▶ [SET EXERCISE]
Copy the data from the line that contains "Give me a plain-text" to its last line, exactly, including both of those lines and leaving out everything before.

Records:
╭──

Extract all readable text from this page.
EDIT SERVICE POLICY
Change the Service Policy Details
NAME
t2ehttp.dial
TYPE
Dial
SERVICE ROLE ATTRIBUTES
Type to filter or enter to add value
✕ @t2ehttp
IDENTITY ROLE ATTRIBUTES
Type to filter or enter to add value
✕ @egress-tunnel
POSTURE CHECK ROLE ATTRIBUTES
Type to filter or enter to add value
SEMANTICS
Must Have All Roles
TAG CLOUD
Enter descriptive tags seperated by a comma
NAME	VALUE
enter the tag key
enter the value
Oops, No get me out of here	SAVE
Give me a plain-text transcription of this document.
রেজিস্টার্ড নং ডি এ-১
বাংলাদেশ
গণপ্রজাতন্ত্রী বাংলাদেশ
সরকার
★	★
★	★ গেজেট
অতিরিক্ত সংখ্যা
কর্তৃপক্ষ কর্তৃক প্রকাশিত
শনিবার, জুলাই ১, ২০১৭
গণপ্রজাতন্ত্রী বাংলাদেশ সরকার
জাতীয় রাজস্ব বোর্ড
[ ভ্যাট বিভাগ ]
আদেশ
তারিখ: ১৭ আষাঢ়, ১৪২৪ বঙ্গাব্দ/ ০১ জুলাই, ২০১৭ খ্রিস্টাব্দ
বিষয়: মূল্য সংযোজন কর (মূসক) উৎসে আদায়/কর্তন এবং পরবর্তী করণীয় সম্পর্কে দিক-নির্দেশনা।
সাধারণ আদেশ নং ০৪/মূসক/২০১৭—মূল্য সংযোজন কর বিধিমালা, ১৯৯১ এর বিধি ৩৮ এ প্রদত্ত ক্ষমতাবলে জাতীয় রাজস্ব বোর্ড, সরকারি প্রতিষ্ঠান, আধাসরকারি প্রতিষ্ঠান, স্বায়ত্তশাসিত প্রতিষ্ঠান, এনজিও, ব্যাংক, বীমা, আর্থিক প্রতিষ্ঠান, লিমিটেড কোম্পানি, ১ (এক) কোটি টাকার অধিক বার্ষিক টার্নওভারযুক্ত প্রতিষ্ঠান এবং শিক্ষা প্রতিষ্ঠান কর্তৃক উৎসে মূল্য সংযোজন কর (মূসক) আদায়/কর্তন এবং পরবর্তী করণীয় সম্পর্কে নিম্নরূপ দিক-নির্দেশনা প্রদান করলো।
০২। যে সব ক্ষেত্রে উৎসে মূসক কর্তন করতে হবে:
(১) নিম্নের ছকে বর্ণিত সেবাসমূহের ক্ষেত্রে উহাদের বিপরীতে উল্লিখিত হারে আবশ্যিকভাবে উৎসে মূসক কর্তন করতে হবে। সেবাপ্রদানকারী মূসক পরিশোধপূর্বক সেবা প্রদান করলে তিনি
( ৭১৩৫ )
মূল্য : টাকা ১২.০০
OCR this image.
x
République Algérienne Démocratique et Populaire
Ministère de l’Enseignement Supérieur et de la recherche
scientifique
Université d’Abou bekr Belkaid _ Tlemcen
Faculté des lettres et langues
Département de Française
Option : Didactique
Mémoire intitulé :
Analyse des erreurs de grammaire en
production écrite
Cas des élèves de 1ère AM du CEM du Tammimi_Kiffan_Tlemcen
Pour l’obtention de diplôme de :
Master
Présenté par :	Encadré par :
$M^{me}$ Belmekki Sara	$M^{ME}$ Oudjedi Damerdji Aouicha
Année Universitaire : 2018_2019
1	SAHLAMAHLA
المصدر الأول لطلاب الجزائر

╰──

▶ [SOLVED EXERCISE]
Give me a plain-text transcription of this document.
রেজিস্টার্ড নং ডি এ-১
বাংলাদেশ
গণপ্রজাতন্ত্রী বাংলাদেশ
সরকার
★	★
★	★ গেজেট
অতিরিক্ত সংখ্যা
কর্তৃপক্ষ কর্তৃক প্রকাশিত
শনিবার, জুলাই ১, ২০১৭
গণপ্রজাতন্ত্রী বাংলাদেশ সরকার
জাতীয় রাজস্ব বোর্ড
[ ভ্যাট বিভাগ ]
আদেশ
তারিখ: ১৭ আষাঢ়, ১৪২৪ বঙ্গাব্দ/ ০১ জুলাই, ২০১৭ খ্রিস্টাব্দ
বিষয়: মূল্য সংযোজন কর (মূসক) উৎসে আদায়/কর্তন এবং পরবর্তী করণীয় সম্পর্কে দিক-নির্দেশনা।
সাধারণ আদেশ নং ০৪/মূসক/২০১৭—মূল্য সংযোজন কর বিধিমালা, ১৯৯১ এর বিধি ৩৮ এ প্রদত্ত ক্ষমতাবলে জাতীয় রাজস্ব বোর্ড, সরকারি প্রতিষ্ঠান, আধাসরকারি প্রতিষ্ঠান, স্বায়ত্তশাসিত প্রতিষ্ঠান, এনজিও, ব্যাংক, বীমা, আর্থিক প্রতিষ্ঠান, লিমিটেড কোম্পানি, ১ (এক) কোটি টাকার অধিক বার্ষিক টার্নওভারযুক্ত প্রতিষ্ঠান এবং শিক্ষা প্রতিষ্ঠান কর্তৃক উৎসে মূল্য সংযোজন কর (মূসক) আদায়/কর্তন এবং পরবর্তী করণীয় সম্পর্কে নিম্নরূপ দিক-নির্দেশনা প্রদান করলো।
০২। যে সব ক্ষেত্রে উৎসে মূসক কর্তন করতে হবে:
(১) নিম্নের ছকে বর্ণিত সেবাসমূহের ক্ষেত্রে উহাদের বিপরীতে উল্লিখিত হারে আবশ্যিকভাবে উৎসে মূসক কর্তন করতে হবে। সেবাপ্রদানকারী মূসক পরিশোধপূর্বক সেবা প্রদান করলে তিনি
( ৭১৩৫ )
মূল্য : টাকা ১২.০০
OCR this image.
x
République Algérienne Démocratique et Populaire
Ministère de l’Enseignement Supérieur et de la recherche
scientifique
Université d’Abou bekr Belkaid _ Tlemcen
Faculté des lettres et langues
Département de Française
Option : Didactique
Mémoire intitulé :
Analyse des erreurs de grammaire en
production écrite
Cas des élèves de 1ère AM du CEM du Tammimi_Kiffan_Tlemcen
Pour l’obtention de diplôme de :
Master
Présenté par :	Encadré par :
$M^{me}$ Belmekki Sara	$M^{ME}$ Oudjedi Damerdji Aouicha
Année Universitaire : 2018_2019
1	SAHLAMAHLA
المصدر الأول لطلاب الجزائر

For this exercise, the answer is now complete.